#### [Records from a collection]
★ ★ ★ ★ ★

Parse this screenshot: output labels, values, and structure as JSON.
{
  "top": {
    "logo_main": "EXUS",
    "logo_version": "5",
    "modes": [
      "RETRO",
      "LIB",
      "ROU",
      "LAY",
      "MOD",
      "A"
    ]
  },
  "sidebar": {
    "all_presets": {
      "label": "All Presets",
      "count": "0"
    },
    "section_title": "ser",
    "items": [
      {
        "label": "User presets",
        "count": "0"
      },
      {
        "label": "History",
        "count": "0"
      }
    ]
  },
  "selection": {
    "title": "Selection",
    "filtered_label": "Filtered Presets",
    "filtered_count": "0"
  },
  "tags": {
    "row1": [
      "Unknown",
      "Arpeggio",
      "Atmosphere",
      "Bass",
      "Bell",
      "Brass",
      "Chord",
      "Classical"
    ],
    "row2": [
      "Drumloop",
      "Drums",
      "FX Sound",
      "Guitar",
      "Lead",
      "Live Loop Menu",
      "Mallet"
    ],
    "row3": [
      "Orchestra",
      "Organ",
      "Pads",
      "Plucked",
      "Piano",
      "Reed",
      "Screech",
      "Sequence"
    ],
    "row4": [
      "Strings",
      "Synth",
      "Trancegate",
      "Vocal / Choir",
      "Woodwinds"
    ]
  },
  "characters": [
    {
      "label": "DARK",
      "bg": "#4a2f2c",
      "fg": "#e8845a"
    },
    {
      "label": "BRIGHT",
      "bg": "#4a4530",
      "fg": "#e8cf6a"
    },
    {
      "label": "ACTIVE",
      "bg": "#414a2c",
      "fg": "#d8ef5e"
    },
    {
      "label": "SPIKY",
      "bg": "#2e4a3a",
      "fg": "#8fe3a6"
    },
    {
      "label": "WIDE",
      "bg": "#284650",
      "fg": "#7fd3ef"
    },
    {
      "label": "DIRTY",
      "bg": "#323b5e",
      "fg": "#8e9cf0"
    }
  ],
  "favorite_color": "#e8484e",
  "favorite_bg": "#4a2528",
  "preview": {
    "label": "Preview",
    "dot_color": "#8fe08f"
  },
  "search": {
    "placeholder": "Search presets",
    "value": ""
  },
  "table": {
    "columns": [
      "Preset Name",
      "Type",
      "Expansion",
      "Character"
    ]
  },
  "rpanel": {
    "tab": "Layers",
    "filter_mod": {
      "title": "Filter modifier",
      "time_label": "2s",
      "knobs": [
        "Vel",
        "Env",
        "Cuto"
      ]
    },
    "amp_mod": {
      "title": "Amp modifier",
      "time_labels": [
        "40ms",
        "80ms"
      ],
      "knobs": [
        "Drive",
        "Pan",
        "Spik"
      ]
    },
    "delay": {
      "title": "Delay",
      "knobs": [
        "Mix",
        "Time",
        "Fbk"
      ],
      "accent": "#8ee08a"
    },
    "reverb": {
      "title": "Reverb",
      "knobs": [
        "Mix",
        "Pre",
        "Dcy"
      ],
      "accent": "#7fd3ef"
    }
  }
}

★ ★ ★ ★ ★

#### [Prompt]
Transcribe the material above word for word.

#### [Complete response]
Parse this screenshot: output labels, values, and structure as JSON.
{
  "top": {
    "logo_main": "EXUS",
    "logo_version": "5",
    "modes": [
      "RETRO",
      "LIB",
      "ROU",
      "LAY",
      "MOD",
      "A"
    ]
  },
  "sidebar": {
    "all_presets": {
      "label": "All Presets",
      "count": "0"
    },
    "section_title": "ser",
    "items": [
      {
        "label": "User presets",
        "count": "0"
      },
      {
        "label": "History",
        "count": "0"
      }
    ]
  },
  "selection": {
    "title": "Selection",
    "filtered_label": "Filtered Presets",
    "filtered_count": "0"
  },
  "tags": {
    "row1": [
      "Unknown",
      "Arpeggio",
      "Atmosphere",
      "Bass",
      "Bell",
      "Brass",
      "Chord",
      "Classical"
    ],
    "row2": [
      "Drumloop",
      "Drums",
      "FX Sound",
      "Guitar",
      "Lead",
      "Live Loop Menu",
      "Mallet"
    ],
    "row3": [
      "Orchestra",
      "Organ",
      "Pads",
      "Plucked",
      "Piano",
      "Reed",
      "Screech",
      "Sequence"
    ],
    "row4": [
      "Strings",
      "Synth",
      "Trancegate",
      "Vocal / Choir",
      "Woodwinds"
    ]
  },
  "characters": [
    {
      "label": "DARK",
      "bg": "#4a2f2c",
      "fg": "#e8845a"
    },
    {
      "label": "BRIGHT",
      "bg": "#4a4530",
      "fg": "#e8cf6a"
    },
    {
      "label": "ACTIVE",
      "bg": "#414a2c",
      "fg": "#d8ef5e"
    },
    {
      "label": "SPIKY",
      "bg": "#2e4a3a",
      "fg": "#8fe3a6"
    },
    {
      "label": "WIDE",
      "bg": "#284650",
      "fg": "#7fd3ef"
    },
    {
      "label": "DIRTY",
      "bg": "#323b5e",
      "fg": "#8e9cf0"
    }
  ],
  "favorite_color": "#e8484e",
  "favorite_bg": "#4a2528",
  "preview": {
    "label": "Preview",
    "dot_color": "#8fe08f"
  },
  "search": {
    "placeholder": "Search presets",
    "value": ""
  },
  "table": {
    "columns": [
      "Preset Name",
      "Type",
      "Expansion",
      "Character"
    ]
  },
  "rpanel": {
    "tab": "Layers",
    "filter_mod": {
      "title": "Filter modifier",
      "time_label": "2s",
      "knobs": [
        "Vel",
        "Env",
        "Cuto"
      ]
    },
    "amp_mod": {
      "title": "Amp modifier",
      "time_labels": [
        "40ms",
        "80ms"
      ],
      "knobs": [
        "Drive",
        "Pan",
        "Spik"
      ]
    },
    "delay": {
      "title": "Delay",
      "knobs": [
        "Mix",
        "Time",
        "Fbk"
      ],
      "accent": "#8ee08a"
    },
    "reverb": {
      "title": "Reverb",
      "knobs": [
        "Mix",
        "Pre",
        "Dcy"
      ],
      "accent": "#7fd3ef"
    }
  }
}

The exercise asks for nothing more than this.